▶ Aim of the exercise: Pick out each line of the records that includes the string "河辺いきものの森", and copy it.

▶ Data in this exercise:
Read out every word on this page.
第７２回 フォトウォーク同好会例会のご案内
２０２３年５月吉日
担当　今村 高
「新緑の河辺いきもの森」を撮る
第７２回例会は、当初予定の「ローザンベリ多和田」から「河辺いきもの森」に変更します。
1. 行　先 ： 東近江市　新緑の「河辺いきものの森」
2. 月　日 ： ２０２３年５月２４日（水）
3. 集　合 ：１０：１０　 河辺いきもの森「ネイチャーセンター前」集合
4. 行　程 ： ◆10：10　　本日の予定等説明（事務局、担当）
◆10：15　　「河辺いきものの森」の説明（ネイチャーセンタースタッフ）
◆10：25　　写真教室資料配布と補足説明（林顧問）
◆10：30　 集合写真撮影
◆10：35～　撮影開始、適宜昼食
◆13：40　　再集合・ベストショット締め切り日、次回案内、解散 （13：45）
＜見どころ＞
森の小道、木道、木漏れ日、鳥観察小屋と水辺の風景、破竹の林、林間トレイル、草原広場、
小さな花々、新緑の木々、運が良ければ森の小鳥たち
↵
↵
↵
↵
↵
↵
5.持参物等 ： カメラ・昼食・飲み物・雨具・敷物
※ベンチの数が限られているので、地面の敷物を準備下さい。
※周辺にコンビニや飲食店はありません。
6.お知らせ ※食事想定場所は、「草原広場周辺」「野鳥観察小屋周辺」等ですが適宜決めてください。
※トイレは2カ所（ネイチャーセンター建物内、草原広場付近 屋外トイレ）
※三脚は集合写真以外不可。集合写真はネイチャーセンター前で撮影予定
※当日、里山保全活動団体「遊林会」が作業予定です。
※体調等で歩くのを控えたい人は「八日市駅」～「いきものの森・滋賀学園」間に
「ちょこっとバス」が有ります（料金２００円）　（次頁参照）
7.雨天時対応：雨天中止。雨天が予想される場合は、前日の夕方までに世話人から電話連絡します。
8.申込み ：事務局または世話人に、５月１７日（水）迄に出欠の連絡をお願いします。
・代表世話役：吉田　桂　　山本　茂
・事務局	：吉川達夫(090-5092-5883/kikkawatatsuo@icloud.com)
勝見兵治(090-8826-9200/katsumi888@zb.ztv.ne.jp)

▶ The output:
1. 行　先 ： 東近江市　新緑の「河辺いきものの森」
◆10：15　　「河辺いきものの森」の説明（ネイチャーセンタースタッフ）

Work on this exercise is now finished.